• JOB:
Copy each line that contains the string "this".

• DATA LISTING:
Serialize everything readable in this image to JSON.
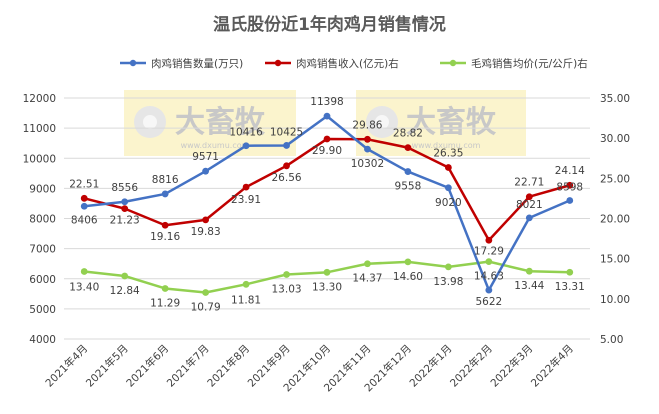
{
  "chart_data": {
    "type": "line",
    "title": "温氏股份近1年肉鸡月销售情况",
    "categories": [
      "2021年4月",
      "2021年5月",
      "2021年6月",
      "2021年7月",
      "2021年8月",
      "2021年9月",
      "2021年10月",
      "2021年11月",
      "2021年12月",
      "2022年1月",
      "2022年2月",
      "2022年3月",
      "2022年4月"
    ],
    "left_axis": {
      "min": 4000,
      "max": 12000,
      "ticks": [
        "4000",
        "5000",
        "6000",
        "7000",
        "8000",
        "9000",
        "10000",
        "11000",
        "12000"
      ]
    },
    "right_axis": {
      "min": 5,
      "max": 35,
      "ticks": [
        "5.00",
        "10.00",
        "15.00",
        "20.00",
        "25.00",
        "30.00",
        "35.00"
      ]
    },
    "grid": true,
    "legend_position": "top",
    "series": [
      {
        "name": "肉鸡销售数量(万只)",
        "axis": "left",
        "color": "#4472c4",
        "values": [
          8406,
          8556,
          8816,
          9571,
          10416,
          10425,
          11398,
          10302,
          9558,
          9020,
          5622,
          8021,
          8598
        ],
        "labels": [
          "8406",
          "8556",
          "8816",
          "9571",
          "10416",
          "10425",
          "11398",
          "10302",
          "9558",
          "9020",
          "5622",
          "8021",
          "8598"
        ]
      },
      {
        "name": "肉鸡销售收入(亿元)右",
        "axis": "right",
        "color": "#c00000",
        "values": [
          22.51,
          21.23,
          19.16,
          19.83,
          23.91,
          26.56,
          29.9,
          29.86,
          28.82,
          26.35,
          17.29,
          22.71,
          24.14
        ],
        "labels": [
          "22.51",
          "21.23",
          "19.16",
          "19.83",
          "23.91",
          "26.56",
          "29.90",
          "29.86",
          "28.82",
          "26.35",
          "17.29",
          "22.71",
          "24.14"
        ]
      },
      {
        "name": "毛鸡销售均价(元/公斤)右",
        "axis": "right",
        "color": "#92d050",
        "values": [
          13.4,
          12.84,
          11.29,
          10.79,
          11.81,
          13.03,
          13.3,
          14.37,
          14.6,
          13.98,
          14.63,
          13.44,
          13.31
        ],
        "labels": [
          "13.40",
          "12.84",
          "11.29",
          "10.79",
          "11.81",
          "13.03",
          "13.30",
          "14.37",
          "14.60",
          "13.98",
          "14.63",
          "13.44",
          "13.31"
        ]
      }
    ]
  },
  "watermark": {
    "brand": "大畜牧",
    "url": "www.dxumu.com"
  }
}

...

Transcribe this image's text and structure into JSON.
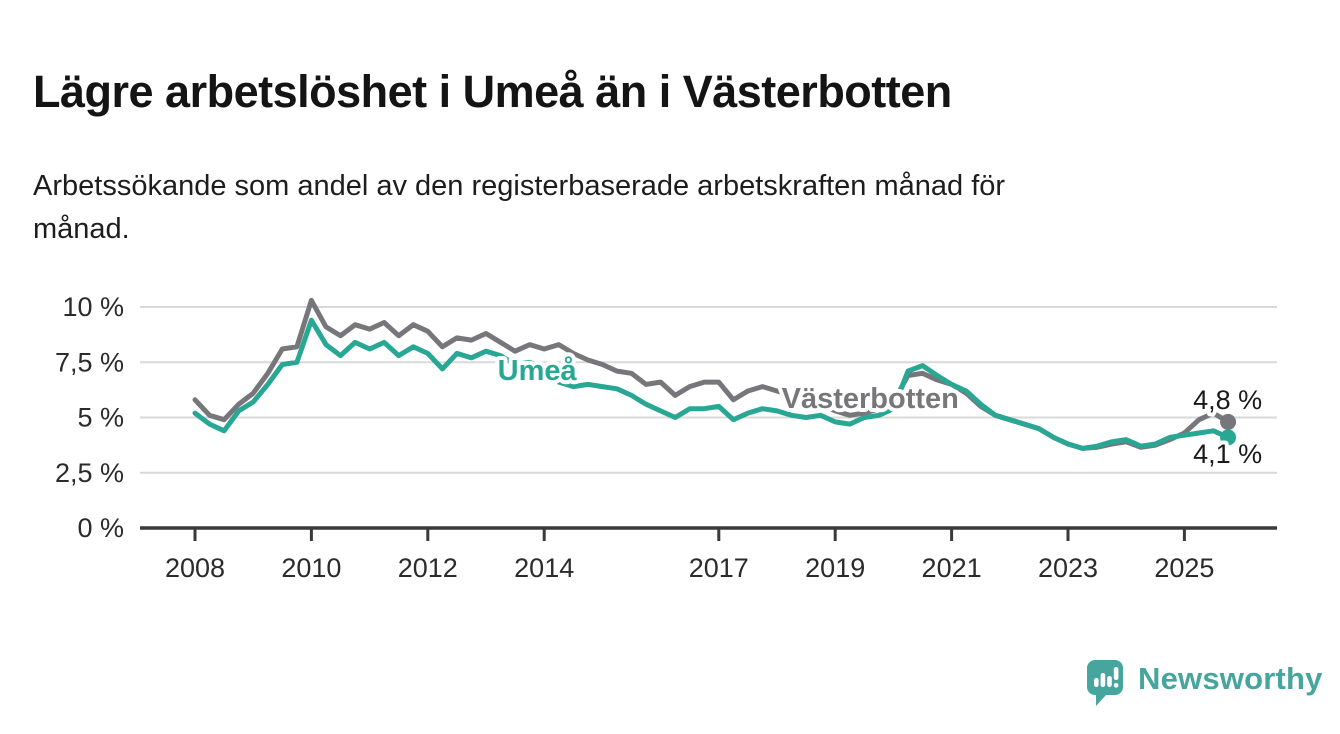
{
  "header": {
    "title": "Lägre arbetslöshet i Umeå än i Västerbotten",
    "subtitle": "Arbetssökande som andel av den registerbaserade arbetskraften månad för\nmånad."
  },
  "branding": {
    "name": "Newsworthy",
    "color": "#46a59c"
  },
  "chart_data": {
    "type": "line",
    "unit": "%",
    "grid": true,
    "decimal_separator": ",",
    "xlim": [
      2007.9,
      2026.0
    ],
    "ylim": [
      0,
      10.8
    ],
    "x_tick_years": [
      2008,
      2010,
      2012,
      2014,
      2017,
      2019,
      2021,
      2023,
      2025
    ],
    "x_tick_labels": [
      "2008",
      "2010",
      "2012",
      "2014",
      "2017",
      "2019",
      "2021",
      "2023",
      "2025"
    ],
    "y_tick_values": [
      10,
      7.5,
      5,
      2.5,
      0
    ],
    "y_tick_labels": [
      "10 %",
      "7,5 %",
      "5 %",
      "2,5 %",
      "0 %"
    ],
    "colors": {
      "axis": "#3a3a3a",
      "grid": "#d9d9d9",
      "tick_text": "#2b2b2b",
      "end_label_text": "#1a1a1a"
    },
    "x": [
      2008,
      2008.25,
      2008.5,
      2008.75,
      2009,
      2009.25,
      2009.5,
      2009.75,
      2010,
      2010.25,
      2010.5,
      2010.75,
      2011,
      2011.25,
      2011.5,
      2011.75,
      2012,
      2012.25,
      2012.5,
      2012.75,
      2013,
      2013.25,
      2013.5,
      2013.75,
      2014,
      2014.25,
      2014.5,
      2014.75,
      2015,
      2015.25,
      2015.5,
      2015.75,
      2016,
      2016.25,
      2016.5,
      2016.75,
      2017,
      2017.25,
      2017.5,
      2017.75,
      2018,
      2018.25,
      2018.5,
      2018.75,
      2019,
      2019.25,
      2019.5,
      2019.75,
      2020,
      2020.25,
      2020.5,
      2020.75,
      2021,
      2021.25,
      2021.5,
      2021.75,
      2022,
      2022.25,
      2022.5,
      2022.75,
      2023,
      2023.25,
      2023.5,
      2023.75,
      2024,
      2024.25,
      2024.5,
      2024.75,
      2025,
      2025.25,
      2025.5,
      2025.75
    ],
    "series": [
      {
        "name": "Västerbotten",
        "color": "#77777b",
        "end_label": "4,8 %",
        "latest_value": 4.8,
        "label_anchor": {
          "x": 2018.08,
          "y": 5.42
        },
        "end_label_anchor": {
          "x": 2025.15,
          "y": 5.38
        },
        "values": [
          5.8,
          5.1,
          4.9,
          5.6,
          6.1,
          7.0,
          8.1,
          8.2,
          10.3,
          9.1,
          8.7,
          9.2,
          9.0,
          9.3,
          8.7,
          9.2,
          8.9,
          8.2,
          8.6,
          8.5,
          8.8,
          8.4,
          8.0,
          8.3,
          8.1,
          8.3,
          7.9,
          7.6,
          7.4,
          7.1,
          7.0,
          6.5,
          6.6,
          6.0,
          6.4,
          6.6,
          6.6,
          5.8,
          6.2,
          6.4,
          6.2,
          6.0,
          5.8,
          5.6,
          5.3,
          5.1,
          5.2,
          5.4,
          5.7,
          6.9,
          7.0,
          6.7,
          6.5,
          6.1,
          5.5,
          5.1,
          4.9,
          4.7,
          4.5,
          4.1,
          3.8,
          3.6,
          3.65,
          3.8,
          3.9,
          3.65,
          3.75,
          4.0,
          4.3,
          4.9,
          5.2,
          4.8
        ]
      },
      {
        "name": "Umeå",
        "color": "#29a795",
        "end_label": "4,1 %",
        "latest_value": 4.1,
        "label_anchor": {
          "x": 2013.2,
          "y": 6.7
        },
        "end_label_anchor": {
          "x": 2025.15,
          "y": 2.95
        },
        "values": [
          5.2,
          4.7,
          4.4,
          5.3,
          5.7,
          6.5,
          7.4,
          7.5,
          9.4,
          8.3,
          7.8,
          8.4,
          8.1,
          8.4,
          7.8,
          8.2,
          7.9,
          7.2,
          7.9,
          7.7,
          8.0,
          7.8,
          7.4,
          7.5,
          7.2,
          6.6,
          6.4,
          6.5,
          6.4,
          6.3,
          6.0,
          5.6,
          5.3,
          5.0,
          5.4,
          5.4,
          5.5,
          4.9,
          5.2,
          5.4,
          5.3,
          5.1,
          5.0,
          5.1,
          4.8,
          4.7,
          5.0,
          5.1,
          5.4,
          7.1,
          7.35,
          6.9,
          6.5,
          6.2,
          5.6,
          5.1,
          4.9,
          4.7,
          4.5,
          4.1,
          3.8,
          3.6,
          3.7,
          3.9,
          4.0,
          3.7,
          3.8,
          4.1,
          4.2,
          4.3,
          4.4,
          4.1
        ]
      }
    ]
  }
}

--

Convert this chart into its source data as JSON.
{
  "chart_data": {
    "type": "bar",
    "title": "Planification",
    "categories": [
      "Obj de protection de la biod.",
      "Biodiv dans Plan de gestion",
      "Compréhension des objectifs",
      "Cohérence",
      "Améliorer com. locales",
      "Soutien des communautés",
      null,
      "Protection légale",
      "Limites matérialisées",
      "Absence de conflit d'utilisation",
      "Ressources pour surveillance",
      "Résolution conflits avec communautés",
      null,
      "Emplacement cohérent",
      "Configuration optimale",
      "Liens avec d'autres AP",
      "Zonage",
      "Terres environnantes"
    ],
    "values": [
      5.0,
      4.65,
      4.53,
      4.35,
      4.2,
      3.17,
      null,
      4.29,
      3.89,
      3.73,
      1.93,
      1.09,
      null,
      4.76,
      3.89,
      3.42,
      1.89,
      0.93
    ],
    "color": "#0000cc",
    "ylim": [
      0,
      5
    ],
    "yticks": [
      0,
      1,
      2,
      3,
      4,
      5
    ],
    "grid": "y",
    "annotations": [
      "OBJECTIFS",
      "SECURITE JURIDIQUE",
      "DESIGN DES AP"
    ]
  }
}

• TASK ANSWER:
Serialize everything readable in this image to JSON.
Transcribe this image's text and structure into JSON.
Convert this chart into its source data as JSON.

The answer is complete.